» Instruction:
Transcribe the listing that follows in full, omitting pictures.

» Information given:
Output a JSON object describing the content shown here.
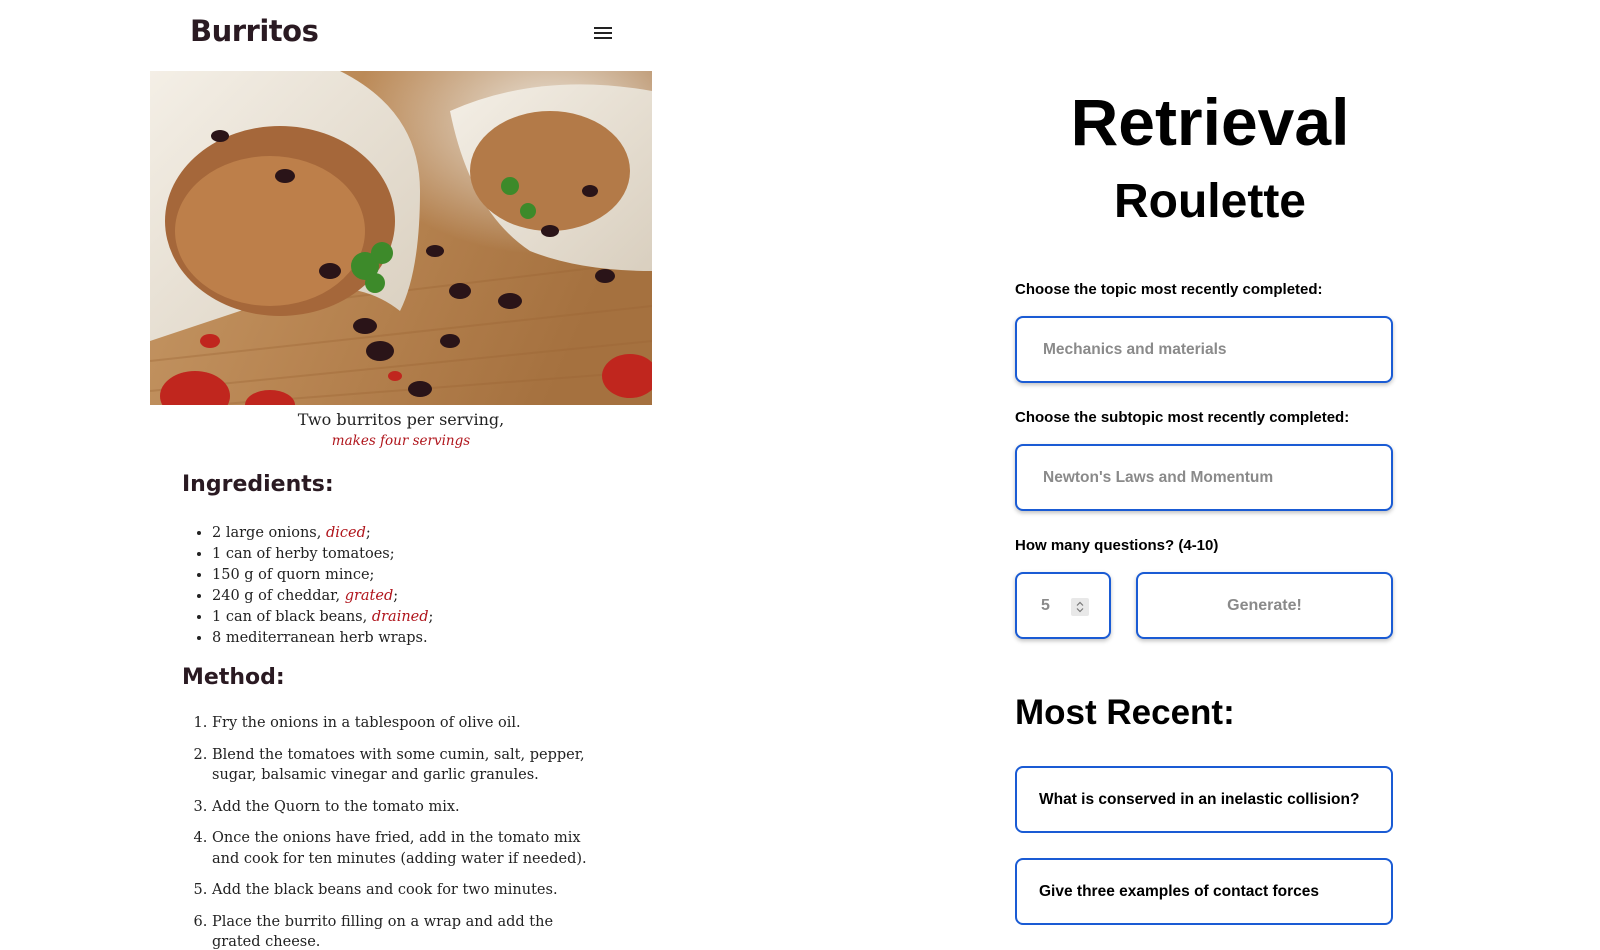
{
  "recipe": {
    "title": "Burritos",
    "caption": "Two burritos per serving,",
    "caption_sub": "makes four servings",
    "ingredients_heading": "Ingredients:",
    "ingredients": [
      {
        "text": "2 large onions, ",
        "note": "diced",
        "end": ";"
      },
      {
        "text": "1 can of herby tomatoes;",
        "note": "",
        "end": ""
      },
      {
        "text": "150 g of quorn mince;",
        "note": "",
        "end": ""
      },
      {
        "text": "240 g of cheddar, ",
        "note": "grated",
        "end": ";"
      },
      {
        "text": "1 can of black beans, ",
        "note": "drained",
        "end": ";"
      },
      {
        "text": "8 mediterranean herb wraps.",
        "note": "",
        "end": ""
      }
    ],
    "method_heading": "Method:",
    "method": [
      "Fry the onions in a tablespoon of olive oil.",
      "Blend the tomatoes with some cumin, salt, pepper, sugar, balsamic vinegar and garlic granules.",
      "Add the Quorn to the tomato mix.",
      "Once the onions have fried, add in the tomato mix and cook for ten minutes (adding water if needed).",
      "Add the black beans and cook for two minutes.",
      "Place the burrito filling on a wrap and add the grated cheese."
    ],
    "accent_color": "#b0151c"
  },
  "quiz": {
    "title_line1": "Retrieval",
    "title_line2": "Roulette",
    "topic_label": "Choose the topic most recently completed:",
    "topic_value": "Mechanics and materials",
    "subtopic_label": "Choose the subtopic most recently completed:",
    "subtopic_value": "Newton's Laws and Momentum",
    "count_label": "How many questions? (4-10)",
    "count_value": "5",
    "generate_label": "Generate!",
    "recent_heading": "Most Recent:",
    "recent": [
      "What is conserved in an inelastic collision?",
      "Give three examples of contact forces"
    ],
    "accent_color": "#1a5bd4"
  }
}
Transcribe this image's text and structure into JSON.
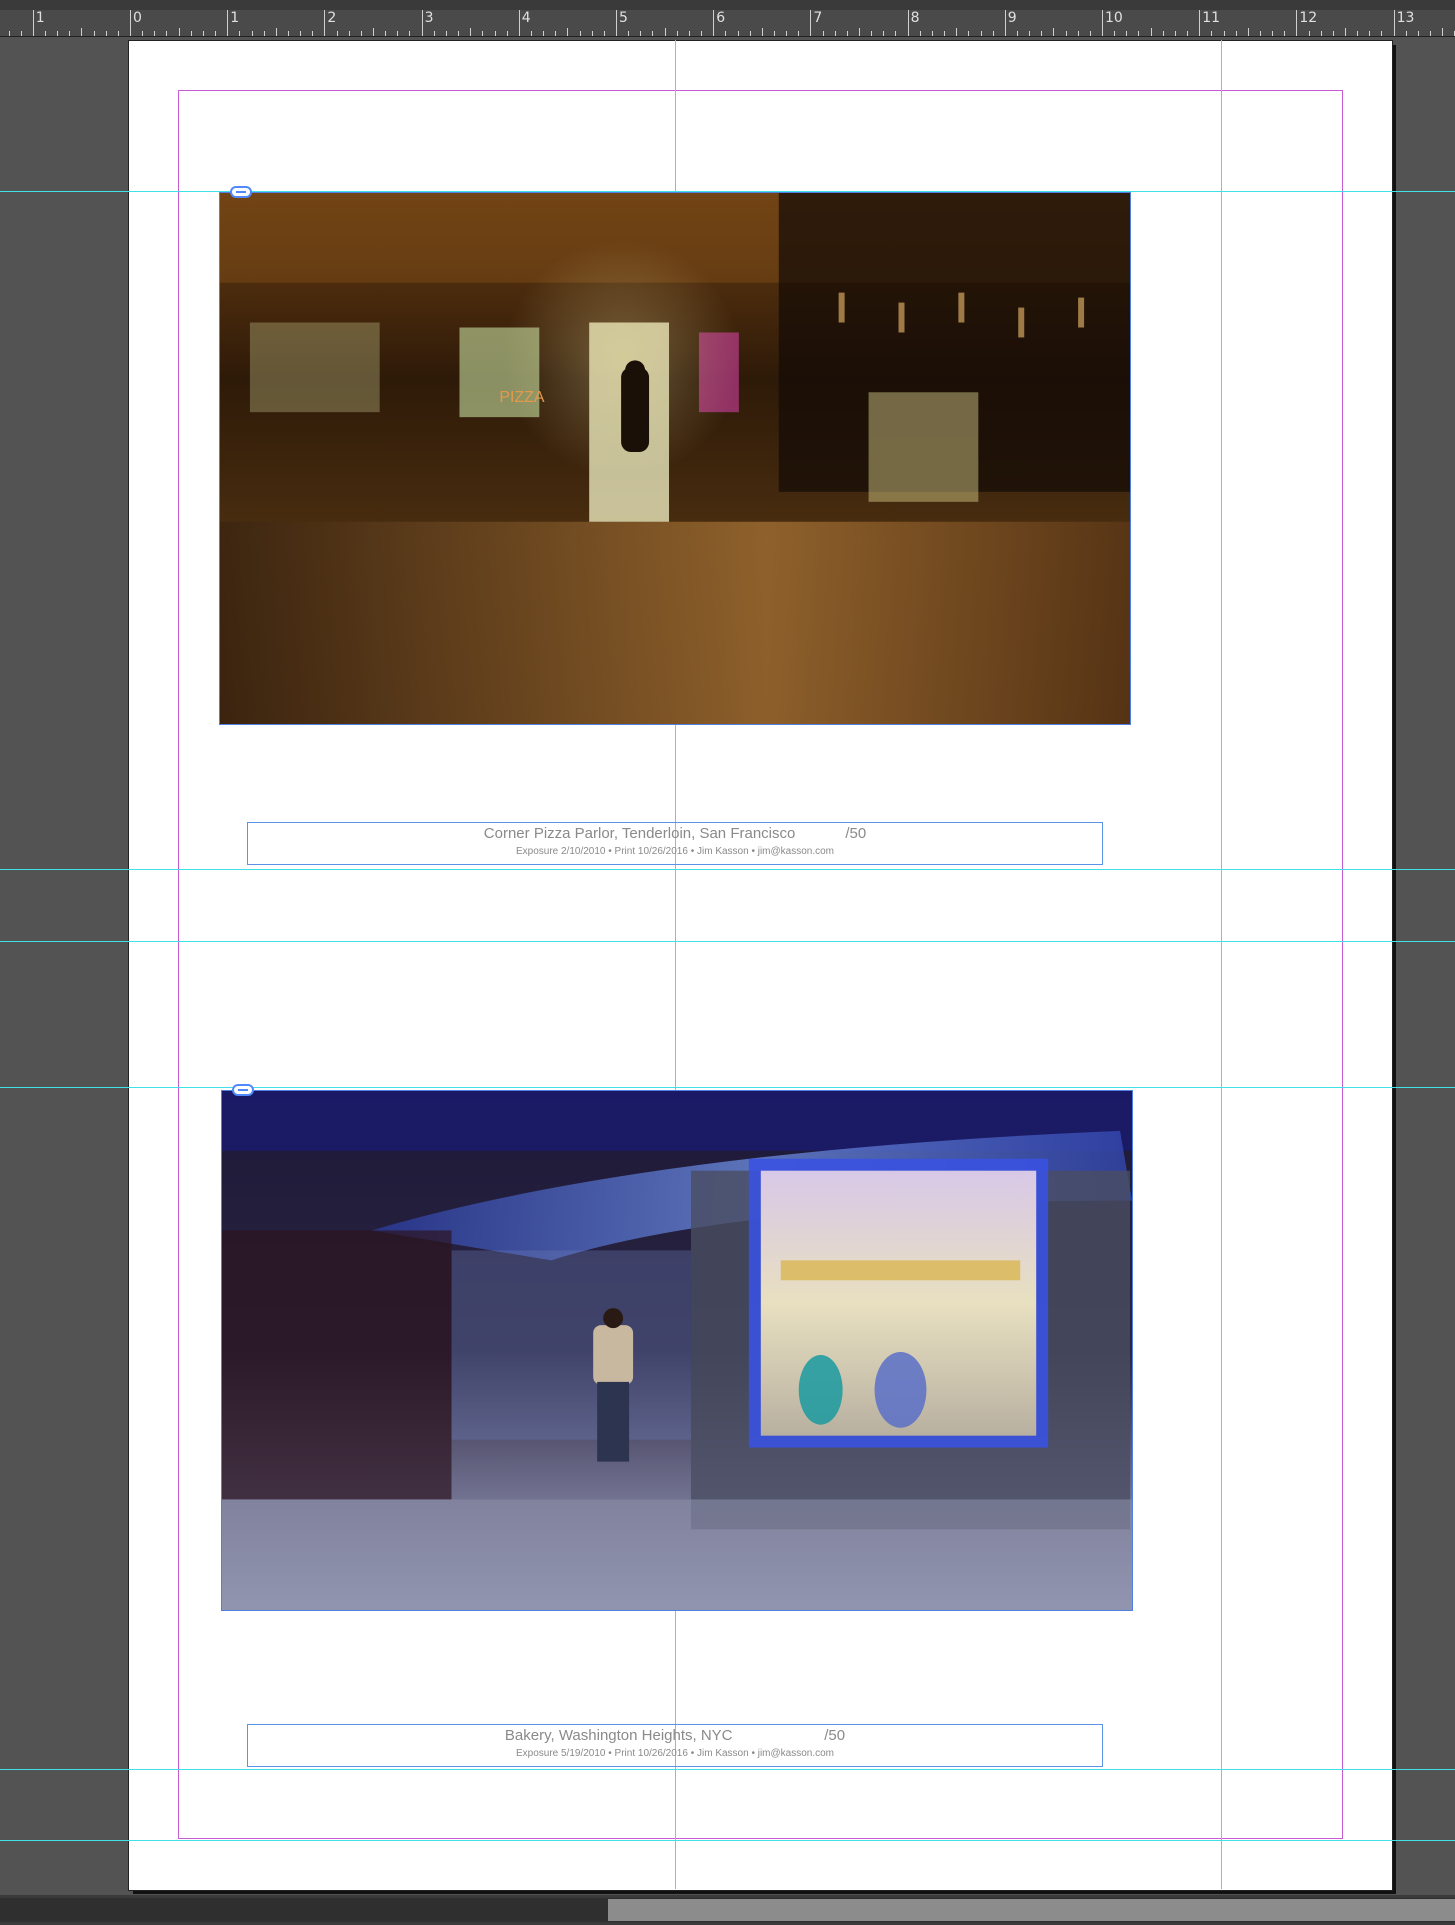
{
  "ruler": {
    "labels": [
      "1",
      "0",
      "1",
      "2",
      "3",
      "4",
      "5",
      "6",
      "7",
      "8",
      "9",
      "10",
      "11",
      "12",
      "13"
    ]
  },
  "photos": [
    {
      "name": "corner-pizza-photo",
      "palette": [
        "#f0b35e",
        "#3a2208",
        "#1b0f04"
      ]
    },
    {
      "name": "bakery-photo",
      "palette": [
        "#9ab0e8",
        "#3345a8",
        "#1a1530"
      ]
    }
  ],
  "captions": [
    {
      "title": "Corner Pizza Parlor, Tenderloin, San Francisco            /50",
      "subtitle": "Exposure 2/10/2010 • Print 10/26/2016 • Jim Kasson • jim@kasson.com"
    },
    {
      "title": "Bakery, Washington Heights, NYC                      /50",
      "subtitle": "Exposure 5/19/2010 • Print 10/26/2016 • Jim Kasson • jim@kasson.com"
    }
  ],
  "colors": {
    "guide": "#3fe0e6",
    "margin": "#c65bd3",
    "frame": "#4f7fe0"
  }
}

» Solution to this exercise:
Output a JSON object describing the content shown here.
{
  "recipe": {
    "title": "Burritos",
    "caption": "Two burritos per serving,",
    "caption_sub": "makes four servings",
    "ingredients_heading": "Ingredients:",
    "ingredients": [
      {
        "text": "2 large onions, ",
        "note": "diced",
        "end": ";"
      },
      {
        "text": "1 can of herby tomatoes;",
        "note": "",
        "end": ""
      },
      {
        "text": "150 g of quorn mince;",
        "note": "",
        "end": ""
      },
      {
        "text": "240 g of cheddar, ",
        "note": "grated",
        "end": ";"
      },
      {
        "text": "1 can of black beans, ",
        "note": "drained",
        "end": ";"
      },
      {
        "text": "8 mediterranean herb wraps.",
        "note": "",
        "end": ""
      }
    ],
    "method_heading": "Method:",
    "method": [
      "Fry the onions in a tablespoon of olive oil.",
      "Blend the tomatoes with some cumin, salt, pepper, sugar, balsamic vinegar and garlic granules.",
      "Add the Quorn to the tomato mix.",
      "Once the onions have fried, add in the tomato mix and cook for ten minutes (adding water if needed).",
      "Add the black beans and cook for two minutes.",
      "Place the burrito filling on a wrap and add the grated cheese."
    ],
    "accent_color": "#b0151c"
  },
  "quiz": {
    "title_line1": "Retrieval",
    "title_line2": "Roulette",
    "topic_label": "Choose the topic most recently completed:",
    "topic_value": "Mechanics and materials",
    "subtopic_label": "Choose the subtopic most recently completed:",
    "subtopic_value": "Newton's Laws and Momentum",
    "count_label": "How many questions? (4-10)",
    "count_value": "5",
    "generate_label": "Generate!",
    "recent_heading": "Most Recent:",
    "recent": [
      "What is conserved in an inelastic collision?",
      "Give three examples of contact forces"
    ],
    "accent_color": "#1a5bd4"
  }
}
Transcribe this image's text and structure into JSON.
{
  "ruler": {
    "labels": [
      "1",
      "0",
      "1",
      "2",
      "3",
      "4",
      "5",
      "6",
      "7",
      "8",
      "9",
      "10",
      "11",
      "12",
      "13"
    ]
  },
  "photos": [
    {
      "name": "corner-pizza-photo",
      "palette": [
        "#f0b35e",
        "#3a2208",
        "#1b0f04"
      ]
    },
    {
      "name": "bakery-photo",
      "palette": [
        "#9ab0e8",
        "#3345a8",
        "#1a1530"
      ]
    }
  ],
  "captions": [
    {
      "title": "Corner Pizza Parlor, Tenderloin, San Francisco            /50",
      "subtitle": "Exposure 2/10/2010 • Print 10/26/2016 • Jim Kasson • jim@kasson.com"
    },
    {
      "title": "Bakery, Washington Heights, NYC                      /50",
      "subtitle": "Exposure 5/19/2010 • Print 10/26/2016 • Jim Kasson • jim@kasson.com"
    }
  ],
  "colors": {
    "guide": "#3fe0e6",
    "margin": "#c65bd3",
    "frame": "#4f7fe0"
  }
}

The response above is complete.